[Records from a data source]
»»

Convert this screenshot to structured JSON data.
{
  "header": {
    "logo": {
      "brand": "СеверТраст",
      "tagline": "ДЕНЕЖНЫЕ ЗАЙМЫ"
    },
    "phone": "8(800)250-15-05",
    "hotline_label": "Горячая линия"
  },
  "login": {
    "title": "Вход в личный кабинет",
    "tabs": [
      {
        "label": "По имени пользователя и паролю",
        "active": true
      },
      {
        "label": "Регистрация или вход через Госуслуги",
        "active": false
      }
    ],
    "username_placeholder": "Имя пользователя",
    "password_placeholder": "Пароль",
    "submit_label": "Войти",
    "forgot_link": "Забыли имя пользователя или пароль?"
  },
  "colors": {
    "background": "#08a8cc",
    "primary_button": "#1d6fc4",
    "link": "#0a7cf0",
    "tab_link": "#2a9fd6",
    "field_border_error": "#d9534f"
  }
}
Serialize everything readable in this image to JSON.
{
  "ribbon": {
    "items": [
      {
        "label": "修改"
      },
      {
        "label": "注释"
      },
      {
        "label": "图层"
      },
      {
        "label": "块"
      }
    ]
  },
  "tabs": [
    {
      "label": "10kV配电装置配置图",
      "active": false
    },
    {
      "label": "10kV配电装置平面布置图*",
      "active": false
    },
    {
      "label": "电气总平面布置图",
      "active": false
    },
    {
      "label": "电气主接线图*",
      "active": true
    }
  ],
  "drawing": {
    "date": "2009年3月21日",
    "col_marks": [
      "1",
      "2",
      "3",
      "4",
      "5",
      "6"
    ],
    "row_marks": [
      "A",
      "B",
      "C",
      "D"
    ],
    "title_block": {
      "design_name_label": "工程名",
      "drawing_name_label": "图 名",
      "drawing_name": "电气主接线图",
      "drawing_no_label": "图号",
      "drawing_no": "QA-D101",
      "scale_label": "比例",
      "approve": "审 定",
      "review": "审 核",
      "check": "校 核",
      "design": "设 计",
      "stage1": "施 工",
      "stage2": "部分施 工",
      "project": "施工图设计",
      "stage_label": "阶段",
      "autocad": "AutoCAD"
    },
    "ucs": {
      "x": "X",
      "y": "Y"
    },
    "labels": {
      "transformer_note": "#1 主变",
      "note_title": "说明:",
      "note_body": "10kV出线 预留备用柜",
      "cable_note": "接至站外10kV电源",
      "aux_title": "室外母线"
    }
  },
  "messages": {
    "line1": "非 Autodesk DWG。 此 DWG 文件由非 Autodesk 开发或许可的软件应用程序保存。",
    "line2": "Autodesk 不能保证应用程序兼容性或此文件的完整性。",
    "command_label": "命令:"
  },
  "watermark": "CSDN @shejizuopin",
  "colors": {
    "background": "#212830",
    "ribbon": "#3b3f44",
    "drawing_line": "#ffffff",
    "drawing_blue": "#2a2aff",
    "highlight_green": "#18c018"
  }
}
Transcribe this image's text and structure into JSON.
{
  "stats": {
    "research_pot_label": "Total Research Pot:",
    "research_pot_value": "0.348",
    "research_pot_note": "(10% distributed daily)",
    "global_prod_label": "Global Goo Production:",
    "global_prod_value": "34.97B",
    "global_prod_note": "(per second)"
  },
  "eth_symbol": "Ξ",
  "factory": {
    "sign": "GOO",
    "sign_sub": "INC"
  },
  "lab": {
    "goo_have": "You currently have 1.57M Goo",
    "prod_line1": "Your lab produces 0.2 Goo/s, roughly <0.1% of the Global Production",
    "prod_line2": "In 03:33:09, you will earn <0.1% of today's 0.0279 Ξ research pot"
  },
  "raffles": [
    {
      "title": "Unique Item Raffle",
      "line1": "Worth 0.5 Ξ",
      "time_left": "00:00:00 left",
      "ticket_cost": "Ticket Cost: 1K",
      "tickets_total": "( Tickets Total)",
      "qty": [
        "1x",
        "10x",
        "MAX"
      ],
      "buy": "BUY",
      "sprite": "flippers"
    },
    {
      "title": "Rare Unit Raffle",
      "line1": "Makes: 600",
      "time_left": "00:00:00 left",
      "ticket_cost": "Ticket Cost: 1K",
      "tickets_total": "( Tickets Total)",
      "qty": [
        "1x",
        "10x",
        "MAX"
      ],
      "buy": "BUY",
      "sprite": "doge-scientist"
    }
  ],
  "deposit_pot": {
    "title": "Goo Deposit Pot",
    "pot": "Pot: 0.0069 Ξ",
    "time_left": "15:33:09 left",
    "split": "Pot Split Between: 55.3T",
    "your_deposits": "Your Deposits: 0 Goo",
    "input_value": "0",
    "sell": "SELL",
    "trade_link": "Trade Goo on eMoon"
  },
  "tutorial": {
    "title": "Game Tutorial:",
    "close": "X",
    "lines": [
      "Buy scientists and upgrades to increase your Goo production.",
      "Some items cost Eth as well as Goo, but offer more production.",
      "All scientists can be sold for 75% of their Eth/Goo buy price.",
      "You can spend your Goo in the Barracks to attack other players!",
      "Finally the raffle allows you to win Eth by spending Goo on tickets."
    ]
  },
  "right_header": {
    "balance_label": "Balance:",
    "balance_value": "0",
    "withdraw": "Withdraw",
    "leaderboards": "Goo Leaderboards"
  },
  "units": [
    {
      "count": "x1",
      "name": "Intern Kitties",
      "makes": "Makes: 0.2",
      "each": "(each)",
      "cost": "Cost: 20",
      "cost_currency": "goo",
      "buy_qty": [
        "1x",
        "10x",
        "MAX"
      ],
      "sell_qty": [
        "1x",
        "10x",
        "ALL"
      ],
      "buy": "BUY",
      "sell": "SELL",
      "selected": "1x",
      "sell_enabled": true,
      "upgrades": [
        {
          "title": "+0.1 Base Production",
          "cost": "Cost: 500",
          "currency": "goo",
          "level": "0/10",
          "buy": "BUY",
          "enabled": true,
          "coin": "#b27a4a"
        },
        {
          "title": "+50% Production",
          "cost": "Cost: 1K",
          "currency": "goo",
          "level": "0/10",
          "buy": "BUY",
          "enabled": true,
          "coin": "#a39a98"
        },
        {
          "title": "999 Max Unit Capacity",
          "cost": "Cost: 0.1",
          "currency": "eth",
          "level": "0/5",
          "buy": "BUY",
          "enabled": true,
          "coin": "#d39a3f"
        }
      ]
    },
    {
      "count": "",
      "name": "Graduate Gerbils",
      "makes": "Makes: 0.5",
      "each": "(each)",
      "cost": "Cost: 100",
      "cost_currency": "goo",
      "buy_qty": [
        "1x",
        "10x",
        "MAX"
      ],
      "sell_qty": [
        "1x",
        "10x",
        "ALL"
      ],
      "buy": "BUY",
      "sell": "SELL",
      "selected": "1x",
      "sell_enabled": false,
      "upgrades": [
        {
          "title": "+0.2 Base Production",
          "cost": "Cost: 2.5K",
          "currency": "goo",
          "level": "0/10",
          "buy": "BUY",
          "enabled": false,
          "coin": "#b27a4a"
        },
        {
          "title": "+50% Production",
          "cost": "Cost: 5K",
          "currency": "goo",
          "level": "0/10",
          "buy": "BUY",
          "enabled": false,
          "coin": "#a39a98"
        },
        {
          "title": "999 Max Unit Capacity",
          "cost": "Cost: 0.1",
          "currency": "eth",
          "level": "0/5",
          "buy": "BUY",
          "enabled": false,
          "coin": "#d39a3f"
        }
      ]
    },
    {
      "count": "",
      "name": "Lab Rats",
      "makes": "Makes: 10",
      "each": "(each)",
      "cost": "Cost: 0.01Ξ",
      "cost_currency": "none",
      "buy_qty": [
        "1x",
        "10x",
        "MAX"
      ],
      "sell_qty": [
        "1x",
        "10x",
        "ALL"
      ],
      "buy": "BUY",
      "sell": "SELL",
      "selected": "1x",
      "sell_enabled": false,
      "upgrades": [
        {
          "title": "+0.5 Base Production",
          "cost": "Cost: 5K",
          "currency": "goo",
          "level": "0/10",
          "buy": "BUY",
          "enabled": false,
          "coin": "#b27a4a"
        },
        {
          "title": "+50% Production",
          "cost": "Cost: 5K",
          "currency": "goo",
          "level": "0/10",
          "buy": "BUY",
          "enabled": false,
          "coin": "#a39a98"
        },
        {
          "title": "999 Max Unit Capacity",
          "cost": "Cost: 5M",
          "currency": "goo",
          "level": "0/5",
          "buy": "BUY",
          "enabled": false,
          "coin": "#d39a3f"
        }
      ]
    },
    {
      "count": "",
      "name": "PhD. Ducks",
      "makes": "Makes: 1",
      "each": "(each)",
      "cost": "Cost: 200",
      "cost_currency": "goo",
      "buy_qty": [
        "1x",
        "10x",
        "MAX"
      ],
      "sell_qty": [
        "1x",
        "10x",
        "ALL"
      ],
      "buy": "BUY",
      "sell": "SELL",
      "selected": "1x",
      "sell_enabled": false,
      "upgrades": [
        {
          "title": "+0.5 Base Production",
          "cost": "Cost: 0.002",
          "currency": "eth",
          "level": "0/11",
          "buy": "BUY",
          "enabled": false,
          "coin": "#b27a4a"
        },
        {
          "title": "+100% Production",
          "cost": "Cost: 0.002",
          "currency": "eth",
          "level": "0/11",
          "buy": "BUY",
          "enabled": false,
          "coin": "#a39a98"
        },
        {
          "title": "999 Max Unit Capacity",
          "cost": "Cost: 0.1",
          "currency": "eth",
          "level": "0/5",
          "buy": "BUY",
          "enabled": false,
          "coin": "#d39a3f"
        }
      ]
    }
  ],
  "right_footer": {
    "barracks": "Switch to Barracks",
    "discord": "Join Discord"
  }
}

««

» TASK TO CARRY OUT:
From the entries above, pull out each line that includes "Autodesk".

» REPLY TO THE EXERCISE:
    "line1": "非 Autodesk DWG。 此 DWG 文件由非 Autodesk 开发或许可的软件应用程序保存。",
    "line2": "Autodesk 不能保证应用程序兼容性或此文件的完整性。",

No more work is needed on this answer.